__Challenge__
Scan the material below for lines with the word "Surface" and report how many there are, with nothing added.

##########

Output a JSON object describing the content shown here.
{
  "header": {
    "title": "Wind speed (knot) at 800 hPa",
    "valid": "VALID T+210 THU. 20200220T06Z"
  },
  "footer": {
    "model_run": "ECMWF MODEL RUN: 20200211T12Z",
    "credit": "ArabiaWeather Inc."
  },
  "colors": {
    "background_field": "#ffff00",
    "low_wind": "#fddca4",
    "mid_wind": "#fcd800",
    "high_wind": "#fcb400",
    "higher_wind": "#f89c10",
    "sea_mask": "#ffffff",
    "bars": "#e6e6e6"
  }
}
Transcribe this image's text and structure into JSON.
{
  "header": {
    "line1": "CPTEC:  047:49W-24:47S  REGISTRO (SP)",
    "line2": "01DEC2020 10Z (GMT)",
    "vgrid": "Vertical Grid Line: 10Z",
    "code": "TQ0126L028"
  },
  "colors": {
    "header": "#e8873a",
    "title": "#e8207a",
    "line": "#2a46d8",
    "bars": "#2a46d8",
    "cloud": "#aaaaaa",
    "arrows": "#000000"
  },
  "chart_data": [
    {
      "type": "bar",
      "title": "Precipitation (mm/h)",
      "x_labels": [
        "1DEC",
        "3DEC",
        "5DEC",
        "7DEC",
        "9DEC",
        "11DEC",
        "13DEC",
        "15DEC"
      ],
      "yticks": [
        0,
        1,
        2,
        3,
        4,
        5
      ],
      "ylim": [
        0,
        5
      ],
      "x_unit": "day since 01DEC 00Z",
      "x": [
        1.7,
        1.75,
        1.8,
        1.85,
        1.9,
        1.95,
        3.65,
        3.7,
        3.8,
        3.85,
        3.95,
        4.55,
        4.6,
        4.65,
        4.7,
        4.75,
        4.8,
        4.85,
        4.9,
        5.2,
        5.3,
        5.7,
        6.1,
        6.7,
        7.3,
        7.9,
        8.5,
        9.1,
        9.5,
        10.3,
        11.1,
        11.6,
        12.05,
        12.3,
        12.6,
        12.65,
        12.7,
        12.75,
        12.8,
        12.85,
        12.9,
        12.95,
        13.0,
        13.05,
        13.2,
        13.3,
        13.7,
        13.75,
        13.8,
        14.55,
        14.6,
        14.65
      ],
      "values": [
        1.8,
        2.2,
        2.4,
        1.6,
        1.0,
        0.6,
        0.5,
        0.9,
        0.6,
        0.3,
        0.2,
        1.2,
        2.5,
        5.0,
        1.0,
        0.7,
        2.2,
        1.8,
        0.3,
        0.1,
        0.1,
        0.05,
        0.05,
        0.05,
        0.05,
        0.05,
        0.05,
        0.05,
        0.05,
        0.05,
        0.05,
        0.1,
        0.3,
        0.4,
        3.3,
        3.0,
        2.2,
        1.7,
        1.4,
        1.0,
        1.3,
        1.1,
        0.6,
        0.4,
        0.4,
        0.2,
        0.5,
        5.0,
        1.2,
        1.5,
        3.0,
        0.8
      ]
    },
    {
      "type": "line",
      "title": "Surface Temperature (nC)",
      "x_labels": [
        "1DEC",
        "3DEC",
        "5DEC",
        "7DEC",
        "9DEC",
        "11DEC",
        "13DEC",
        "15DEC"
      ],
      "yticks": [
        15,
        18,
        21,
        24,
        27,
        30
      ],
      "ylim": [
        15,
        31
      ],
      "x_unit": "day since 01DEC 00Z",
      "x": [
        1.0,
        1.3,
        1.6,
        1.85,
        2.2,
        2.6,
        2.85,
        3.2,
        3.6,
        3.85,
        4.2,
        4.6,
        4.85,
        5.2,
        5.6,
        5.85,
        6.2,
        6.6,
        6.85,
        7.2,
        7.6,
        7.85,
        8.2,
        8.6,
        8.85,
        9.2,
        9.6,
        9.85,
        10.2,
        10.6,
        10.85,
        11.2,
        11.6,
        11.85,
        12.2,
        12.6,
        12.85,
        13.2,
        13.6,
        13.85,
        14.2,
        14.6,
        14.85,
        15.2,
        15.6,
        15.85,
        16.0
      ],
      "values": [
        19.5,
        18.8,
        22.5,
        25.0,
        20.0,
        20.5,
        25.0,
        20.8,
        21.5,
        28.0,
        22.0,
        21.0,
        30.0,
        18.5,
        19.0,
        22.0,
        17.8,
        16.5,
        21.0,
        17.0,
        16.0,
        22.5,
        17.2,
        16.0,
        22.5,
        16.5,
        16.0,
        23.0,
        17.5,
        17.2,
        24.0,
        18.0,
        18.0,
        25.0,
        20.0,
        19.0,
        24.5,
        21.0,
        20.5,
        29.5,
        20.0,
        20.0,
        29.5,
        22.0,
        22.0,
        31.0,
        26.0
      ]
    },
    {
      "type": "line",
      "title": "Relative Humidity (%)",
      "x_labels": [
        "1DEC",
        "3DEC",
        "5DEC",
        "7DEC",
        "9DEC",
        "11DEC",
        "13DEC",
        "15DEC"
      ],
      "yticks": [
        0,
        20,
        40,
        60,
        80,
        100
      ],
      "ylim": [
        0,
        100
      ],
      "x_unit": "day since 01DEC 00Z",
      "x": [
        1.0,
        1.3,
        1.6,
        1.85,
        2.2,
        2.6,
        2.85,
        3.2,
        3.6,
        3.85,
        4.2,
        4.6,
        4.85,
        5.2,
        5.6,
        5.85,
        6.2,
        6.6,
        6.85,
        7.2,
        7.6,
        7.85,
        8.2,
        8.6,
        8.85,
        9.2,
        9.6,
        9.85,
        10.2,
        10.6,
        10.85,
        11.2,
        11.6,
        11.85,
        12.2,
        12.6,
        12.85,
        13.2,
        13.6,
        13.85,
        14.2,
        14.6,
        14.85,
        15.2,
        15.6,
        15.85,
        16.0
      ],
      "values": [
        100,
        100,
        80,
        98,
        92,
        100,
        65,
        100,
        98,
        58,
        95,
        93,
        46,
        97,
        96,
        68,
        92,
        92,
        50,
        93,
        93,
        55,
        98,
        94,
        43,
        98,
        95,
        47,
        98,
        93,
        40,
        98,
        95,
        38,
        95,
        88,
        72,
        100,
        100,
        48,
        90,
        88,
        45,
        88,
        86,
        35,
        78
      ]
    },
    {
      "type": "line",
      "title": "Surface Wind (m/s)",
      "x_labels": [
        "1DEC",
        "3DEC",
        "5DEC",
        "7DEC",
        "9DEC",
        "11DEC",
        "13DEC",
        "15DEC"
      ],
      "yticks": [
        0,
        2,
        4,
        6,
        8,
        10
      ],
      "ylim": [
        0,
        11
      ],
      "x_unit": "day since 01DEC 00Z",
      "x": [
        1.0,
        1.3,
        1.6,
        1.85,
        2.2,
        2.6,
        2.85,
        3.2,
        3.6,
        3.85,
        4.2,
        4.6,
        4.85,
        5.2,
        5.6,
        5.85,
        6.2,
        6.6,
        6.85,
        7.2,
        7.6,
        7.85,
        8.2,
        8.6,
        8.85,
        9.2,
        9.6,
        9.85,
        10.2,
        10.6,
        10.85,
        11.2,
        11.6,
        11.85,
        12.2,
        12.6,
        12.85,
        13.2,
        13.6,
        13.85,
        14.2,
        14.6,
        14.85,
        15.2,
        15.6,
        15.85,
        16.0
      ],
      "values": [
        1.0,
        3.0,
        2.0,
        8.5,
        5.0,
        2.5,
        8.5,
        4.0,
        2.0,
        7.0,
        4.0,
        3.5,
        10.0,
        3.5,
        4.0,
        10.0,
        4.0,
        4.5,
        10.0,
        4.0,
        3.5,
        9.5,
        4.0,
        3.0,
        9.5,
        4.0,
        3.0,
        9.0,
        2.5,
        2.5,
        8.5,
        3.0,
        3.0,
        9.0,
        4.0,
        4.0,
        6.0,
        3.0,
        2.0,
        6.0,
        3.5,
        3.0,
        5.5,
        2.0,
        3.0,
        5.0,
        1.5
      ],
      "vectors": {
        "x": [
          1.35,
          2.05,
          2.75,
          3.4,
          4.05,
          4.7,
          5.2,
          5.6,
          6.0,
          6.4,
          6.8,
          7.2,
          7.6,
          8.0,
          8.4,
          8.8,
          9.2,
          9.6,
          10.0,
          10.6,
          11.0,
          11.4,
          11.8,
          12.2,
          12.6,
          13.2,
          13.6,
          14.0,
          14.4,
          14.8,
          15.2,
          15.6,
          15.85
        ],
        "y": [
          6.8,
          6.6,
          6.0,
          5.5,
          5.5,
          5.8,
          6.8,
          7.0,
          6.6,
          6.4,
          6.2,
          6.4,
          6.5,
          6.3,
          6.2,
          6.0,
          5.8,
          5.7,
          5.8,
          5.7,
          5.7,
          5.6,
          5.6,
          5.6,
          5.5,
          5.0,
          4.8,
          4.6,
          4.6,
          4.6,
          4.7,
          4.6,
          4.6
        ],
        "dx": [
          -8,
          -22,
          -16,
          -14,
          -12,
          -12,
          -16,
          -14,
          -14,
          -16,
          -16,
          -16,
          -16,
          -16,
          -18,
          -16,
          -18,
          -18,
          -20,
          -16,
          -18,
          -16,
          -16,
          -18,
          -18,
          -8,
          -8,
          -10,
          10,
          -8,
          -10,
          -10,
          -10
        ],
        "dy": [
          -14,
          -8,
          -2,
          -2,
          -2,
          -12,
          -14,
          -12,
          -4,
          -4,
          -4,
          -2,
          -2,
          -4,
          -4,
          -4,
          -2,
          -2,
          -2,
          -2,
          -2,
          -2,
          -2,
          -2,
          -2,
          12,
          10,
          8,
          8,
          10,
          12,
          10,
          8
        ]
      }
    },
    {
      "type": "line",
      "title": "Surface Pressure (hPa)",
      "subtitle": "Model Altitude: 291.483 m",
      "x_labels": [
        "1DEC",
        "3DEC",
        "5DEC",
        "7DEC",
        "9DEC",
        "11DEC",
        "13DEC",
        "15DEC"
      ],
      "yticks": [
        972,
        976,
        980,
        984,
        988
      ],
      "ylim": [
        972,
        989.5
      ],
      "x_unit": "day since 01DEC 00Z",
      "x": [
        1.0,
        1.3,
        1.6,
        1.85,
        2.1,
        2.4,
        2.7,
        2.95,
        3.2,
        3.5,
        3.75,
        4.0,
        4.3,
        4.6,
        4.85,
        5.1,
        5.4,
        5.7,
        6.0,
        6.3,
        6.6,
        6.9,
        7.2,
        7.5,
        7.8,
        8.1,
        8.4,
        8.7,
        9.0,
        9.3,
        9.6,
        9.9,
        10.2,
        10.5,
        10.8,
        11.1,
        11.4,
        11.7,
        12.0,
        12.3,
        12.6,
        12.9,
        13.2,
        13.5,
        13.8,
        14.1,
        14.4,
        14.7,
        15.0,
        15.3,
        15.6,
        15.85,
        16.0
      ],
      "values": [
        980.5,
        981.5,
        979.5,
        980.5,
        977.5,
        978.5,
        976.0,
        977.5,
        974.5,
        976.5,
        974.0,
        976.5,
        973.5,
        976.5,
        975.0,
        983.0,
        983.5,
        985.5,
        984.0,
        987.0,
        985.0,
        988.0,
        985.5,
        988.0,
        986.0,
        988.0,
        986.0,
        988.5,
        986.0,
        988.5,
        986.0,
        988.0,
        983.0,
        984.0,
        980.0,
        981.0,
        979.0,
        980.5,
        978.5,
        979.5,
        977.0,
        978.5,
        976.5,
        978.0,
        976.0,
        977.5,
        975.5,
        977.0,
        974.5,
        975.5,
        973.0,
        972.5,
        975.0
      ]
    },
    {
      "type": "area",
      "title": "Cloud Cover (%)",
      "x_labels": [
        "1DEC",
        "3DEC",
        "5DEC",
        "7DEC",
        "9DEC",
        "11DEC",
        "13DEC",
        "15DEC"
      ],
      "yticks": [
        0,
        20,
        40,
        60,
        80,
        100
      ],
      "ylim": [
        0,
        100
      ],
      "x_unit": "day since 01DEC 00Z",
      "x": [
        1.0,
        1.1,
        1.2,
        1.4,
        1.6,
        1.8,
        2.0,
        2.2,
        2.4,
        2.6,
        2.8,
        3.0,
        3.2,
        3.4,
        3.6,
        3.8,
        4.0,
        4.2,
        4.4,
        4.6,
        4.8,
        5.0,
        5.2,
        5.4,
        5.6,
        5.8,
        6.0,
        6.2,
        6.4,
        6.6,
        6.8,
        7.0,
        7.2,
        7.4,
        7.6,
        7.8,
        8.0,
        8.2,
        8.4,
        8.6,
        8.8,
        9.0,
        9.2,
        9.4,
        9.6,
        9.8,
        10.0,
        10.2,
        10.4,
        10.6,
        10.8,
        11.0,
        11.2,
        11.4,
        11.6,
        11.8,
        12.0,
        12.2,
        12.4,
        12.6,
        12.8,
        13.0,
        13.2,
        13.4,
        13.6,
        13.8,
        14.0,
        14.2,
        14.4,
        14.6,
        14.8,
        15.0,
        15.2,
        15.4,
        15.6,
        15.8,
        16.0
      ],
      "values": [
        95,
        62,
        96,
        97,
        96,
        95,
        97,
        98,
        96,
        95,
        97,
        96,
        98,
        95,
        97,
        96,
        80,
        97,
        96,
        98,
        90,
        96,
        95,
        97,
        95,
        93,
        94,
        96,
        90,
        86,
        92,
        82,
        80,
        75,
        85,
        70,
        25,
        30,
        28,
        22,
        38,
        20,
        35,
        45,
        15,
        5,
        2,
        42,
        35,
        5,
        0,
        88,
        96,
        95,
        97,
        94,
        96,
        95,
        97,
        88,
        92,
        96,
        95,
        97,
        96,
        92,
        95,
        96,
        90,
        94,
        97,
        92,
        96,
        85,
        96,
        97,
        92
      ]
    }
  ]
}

##########

__Output of the task__
3